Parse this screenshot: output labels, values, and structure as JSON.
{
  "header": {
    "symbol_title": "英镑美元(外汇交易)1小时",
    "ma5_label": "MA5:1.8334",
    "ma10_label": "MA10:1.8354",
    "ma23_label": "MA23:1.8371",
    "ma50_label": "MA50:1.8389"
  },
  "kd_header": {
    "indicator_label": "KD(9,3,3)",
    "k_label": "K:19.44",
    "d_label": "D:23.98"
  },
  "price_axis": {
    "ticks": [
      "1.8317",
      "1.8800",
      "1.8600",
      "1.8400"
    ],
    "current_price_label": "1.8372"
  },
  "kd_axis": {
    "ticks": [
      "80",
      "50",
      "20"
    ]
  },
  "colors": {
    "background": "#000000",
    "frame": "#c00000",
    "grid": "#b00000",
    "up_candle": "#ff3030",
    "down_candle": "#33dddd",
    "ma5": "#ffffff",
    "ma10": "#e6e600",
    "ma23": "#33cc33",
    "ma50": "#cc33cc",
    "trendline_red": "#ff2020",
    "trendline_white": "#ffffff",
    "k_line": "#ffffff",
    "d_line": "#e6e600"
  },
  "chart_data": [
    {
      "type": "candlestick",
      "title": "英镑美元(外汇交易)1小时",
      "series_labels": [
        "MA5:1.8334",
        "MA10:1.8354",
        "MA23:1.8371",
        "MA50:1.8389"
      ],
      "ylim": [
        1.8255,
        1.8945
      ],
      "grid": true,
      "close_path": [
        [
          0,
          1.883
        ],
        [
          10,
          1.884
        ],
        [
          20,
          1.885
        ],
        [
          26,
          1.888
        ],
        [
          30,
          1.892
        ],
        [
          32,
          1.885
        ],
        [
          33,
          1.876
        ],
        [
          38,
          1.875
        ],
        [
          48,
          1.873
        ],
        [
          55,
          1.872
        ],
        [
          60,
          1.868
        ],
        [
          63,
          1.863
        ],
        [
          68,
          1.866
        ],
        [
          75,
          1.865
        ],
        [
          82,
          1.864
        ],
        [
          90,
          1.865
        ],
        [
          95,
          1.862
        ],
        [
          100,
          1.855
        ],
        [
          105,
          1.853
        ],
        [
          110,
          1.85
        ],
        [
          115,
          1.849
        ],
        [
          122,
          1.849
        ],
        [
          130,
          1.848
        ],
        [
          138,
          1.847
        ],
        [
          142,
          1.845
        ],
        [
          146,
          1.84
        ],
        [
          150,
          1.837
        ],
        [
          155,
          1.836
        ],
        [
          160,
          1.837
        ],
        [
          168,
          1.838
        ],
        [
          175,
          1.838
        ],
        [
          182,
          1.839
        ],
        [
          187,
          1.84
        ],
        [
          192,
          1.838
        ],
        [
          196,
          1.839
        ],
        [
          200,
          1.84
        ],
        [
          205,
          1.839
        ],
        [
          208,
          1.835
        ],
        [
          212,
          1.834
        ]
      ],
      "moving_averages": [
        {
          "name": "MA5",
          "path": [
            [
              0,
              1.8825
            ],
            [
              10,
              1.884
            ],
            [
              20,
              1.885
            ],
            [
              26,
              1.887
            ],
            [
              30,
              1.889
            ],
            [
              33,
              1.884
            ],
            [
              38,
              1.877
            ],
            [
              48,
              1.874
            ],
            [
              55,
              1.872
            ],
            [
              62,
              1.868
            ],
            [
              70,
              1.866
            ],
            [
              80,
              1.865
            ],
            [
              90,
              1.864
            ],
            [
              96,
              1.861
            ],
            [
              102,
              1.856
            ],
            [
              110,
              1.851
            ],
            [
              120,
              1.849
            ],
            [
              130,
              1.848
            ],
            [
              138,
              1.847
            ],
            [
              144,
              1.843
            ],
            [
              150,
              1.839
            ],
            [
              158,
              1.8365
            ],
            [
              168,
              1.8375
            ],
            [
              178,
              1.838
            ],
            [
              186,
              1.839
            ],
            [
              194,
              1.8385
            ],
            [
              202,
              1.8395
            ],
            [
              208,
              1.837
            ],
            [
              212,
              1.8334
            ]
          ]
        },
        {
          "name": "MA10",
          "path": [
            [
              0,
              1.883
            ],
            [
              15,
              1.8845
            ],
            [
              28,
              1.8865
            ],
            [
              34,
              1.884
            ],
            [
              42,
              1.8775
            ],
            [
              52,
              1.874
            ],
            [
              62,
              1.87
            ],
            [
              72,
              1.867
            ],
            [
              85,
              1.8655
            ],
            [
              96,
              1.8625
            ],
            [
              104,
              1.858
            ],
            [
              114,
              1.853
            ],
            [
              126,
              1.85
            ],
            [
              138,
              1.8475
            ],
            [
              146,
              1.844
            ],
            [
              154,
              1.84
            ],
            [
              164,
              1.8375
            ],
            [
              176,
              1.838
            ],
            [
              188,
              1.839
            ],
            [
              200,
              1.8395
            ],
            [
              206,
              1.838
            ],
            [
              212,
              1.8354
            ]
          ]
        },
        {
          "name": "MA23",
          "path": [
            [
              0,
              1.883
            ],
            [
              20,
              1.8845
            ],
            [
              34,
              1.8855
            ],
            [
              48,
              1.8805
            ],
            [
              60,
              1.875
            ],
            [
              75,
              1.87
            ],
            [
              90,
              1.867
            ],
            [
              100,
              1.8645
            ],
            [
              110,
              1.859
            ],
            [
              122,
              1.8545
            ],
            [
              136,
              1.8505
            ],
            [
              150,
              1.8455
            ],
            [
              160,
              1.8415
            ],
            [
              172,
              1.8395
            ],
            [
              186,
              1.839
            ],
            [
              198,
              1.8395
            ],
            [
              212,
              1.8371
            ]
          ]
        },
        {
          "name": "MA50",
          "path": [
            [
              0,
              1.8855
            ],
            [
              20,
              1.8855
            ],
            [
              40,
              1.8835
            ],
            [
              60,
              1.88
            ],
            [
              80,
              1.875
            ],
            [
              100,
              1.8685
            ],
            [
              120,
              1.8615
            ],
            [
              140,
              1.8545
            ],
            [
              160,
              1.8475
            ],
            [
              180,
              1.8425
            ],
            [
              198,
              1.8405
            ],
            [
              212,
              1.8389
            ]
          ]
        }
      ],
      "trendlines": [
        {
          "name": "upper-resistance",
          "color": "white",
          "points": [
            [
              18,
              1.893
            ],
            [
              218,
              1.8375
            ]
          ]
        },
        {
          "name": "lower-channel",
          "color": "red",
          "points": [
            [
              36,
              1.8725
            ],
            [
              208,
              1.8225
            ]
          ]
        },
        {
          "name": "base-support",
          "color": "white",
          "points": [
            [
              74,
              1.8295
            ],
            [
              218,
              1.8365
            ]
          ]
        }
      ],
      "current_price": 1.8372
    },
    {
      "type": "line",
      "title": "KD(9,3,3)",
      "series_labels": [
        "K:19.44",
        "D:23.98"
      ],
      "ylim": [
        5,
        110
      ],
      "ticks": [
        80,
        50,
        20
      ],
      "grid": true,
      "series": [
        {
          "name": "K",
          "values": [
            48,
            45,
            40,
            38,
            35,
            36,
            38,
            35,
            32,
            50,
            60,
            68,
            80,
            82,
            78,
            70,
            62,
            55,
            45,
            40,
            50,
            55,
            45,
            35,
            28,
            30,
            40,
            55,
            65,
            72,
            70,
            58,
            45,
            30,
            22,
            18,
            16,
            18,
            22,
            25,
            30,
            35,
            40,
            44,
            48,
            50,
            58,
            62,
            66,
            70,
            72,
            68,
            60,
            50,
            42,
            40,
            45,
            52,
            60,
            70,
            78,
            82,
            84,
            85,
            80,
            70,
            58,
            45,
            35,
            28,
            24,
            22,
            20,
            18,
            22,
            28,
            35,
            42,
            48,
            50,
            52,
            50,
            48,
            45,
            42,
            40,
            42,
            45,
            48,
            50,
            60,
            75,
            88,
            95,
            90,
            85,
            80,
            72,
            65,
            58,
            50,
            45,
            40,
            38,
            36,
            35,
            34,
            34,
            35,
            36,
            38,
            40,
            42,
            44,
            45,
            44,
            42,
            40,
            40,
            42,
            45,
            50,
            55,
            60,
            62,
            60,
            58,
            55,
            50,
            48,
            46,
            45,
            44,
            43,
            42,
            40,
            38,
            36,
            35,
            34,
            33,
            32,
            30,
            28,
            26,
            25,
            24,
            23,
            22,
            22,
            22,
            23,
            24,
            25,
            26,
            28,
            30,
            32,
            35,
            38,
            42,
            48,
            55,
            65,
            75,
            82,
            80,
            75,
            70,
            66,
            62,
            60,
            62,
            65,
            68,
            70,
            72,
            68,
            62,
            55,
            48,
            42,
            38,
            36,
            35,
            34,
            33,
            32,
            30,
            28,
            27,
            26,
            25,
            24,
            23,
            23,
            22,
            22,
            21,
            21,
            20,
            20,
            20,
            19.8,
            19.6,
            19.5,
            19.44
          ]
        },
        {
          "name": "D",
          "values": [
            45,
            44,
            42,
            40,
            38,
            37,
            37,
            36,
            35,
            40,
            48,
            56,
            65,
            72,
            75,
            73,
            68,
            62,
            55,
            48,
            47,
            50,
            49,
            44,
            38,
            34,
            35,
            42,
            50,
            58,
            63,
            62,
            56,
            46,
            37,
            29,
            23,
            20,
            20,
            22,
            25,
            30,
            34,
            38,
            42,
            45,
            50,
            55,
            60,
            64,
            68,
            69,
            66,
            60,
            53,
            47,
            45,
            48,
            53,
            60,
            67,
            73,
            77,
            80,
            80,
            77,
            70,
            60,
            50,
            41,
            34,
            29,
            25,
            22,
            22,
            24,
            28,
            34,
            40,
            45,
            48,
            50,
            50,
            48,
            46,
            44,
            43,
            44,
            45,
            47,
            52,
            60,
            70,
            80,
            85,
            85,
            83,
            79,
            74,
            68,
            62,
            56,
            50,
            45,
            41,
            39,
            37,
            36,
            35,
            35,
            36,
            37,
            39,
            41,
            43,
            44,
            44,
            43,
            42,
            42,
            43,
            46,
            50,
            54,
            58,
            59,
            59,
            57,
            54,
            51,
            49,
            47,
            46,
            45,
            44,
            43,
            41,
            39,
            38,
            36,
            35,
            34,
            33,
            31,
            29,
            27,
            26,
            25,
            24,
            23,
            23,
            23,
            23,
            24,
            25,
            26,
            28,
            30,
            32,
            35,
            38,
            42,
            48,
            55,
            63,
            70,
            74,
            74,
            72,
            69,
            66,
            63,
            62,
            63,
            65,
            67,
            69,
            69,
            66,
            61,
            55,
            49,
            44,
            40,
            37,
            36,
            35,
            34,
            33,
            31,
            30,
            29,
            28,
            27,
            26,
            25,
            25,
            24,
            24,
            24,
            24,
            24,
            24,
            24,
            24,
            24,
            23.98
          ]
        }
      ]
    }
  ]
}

◆ **The request**: Exactly how many lines contain "外汇交易"? State the number and nothing else.

◆ **Output**: 2